» To be done
Among the lines of this listing, determine how many contain the string "flat". Answer with the number only.

Figure data in JSON:
========================

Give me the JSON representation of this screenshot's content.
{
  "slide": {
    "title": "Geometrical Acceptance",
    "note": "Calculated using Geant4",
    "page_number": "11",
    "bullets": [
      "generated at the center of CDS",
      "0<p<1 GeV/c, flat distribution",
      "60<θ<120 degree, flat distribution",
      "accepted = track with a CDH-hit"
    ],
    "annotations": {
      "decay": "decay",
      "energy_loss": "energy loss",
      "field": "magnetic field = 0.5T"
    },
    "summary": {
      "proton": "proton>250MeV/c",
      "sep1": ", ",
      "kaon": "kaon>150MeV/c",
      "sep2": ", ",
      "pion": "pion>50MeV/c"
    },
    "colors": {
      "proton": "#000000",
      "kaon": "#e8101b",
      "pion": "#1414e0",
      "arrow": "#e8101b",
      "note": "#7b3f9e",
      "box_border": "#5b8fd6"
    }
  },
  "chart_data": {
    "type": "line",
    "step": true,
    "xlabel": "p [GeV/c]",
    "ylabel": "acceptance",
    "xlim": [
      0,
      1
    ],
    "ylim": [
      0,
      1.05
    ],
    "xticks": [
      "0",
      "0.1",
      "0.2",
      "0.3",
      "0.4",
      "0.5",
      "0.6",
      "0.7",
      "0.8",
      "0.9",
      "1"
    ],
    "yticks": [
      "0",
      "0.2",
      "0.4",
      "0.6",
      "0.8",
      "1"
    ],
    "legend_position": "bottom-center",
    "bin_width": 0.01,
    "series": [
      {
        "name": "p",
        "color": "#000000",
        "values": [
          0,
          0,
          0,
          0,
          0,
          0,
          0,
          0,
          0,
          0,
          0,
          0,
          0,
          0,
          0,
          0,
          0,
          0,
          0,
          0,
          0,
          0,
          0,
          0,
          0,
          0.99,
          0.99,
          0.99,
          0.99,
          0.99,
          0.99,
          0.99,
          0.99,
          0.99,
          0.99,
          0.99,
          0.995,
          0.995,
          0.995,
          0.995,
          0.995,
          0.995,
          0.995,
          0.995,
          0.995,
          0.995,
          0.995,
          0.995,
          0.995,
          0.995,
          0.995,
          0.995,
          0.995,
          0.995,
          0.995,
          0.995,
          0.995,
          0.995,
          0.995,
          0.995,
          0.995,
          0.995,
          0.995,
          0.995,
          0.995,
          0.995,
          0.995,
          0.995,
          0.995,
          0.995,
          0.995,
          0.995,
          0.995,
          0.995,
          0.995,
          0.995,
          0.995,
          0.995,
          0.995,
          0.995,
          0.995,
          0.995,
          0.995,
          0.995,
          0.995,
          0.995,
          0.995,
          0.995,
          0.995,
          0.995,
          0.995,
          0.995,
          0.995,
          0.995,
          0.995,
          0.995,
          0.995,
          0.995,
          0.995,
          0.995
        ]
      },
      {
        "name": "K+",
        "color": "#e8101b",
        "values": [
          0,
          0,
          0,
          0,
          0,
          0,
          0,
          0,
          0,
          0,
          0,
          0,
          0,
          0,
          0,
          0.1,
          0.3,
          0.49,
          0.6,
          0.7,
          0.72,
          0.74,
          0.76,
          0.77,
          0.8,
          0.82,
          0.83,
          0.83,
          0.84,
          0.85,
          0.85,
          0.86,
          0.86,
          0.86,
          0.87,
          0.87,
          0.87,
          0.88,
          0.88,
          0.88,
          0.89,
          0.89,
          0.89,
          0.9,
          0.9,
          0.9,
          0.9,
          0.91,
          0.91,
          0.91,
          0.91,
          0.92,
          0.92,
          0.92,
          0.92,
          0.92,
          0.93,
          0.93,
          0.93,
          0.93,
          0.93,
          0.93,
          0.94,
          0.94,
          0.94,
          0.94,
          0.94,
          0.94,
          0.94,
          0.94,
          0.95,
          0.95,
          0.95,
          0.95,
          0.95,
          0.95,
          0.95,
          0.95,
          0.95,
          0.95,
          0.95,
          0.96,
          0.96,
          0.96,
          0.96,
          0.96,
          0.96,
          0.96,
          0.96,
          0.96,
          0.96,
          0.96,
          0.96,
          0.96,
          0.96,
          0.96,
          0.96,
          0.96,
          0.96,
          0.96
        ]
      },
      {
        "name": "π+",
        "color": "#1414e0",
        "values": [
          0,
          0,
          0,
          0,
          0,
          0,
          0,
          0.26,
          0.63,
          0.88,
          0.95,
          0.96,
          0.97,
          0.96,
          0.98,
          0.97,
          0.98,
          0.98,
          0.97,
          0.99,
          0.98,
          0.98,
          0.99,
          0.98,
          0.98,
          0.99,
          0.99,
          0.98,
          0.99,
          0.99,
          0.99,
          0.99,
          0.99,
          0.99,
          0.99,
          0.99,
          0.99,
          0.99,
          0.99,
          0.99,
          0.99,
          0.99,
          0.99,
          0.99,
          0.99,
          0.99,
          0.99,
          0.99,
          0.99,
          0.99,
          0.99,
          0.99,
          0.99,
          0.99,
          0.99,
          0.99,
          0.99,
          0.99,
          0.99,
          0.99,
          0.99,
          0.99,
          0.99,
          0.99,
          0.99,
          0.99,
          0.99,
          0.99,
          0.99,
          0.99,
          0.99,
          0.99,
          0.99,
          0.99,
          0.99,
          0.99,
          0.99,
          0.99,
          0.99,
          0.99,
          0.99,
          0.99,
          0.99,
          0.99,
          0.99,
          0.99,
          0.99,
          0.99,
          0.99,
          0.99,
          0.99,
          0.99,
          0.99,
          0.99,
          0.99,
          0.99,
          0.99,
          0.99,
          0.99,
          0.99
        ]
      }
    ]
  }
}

========================

» The result
2